▶ _Work to be completed_: Copy each line of the records that holds the string "name".
——————
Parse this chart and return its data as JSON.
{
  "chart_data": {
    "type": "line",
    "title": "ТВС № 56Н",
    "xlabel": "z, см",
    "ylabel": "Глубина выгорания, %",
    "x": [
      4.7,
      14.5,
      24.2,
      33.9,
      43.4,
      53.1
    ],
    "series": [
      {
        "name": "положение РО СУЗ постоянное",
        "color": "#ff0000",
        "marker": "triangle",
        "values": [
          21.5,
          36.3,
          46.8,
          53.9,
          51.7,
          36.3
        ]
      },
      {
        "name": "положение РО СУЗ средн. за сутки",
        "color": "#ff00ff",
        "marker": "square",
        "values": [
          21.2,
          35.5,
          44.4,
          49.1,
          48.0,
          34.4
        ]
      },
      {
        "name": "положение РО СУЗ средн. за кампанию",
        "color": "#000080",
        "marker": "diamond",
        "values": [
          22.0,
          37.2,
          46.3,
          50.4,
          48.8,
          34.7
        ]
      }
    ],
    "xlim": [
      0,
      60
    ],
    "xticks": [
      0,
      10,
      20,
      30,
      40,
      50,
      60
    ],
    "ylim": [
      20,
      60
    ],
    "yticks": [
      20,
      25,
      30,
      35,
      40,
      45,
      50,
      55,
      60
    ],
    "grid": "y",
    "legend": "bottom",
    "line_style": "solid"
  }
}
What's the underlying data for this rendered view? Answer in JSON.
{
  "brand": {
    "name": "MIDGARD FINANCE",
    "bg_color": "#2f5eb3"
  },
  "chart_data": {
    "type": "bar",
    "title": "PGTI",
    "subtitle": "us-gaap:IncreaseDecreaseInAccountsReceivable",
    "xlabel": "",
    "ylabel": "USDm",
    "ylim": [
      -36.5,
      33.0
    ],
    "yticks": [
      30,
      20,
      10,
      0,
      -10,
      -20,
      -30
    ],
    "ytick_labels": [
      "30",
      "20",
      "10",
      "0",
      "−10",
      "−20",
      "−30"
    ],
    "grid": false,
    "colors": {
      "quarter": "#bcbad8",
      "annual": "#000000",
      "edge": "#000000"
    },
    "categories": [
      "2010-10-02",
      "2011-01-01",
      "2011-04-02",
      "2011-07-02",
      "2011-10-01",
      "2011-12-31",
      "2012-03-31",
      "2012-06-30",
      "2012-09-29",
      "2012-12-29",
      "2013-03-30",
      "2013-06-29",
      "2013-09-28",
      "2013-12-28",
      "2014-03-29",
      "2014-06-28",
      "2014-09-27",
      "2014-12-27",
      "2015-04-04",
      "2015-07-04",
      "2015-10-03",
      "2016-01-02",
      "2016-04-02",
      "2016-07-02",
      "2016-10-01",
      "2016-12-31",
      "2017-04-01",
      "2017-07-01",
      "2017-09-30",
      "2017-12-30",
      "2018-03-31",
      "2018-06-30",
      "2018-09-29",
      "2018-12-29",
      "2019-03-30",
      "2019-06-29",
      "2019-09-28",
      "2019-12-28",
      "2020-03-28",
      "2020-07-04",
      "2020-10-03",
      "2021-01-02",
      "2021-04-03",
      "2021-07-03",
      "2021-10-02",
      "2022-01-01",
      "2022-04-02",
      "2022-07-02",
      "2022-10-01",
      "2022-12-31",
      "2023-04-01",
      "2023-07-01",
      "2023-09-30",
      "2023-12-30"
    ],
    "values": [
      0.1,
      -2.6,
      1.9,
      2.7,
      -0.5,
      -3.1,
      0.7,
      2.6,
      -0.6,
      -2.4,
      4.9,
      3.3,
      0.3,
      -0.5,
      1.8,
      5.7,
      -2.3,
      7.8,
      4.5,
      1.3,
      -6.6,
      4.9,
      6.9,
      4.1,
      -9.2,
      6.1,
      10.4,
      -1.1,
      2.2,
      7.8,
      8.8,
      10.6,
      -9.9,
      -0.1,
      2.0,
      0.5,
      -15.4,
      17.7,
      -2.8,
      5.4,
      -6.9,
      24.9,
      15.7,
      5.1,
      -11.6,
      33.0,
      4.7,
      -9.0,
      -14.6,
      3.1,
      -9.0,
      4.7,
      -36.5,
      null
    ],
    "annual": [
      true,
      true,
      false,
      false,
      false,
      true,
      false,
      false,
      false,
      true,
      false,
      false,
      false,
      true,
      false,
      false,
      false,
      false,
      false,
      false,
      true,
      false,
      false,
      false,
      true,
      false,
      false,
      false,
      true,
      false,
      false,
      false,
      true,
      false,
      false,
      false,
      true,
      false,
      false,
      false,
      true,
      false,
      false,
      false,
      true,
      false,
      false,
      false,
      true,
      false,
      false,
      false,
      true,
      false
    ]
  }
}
——————
▶ _Result for this exercise_:
        "name": "положение РО СУЗ постоянное",
        "name": "положение РО СУЗ средн. за сутки",
        "name": "положение РО СУЗ средн. за кампанию",
    "name": "MIDGARD FINANCE",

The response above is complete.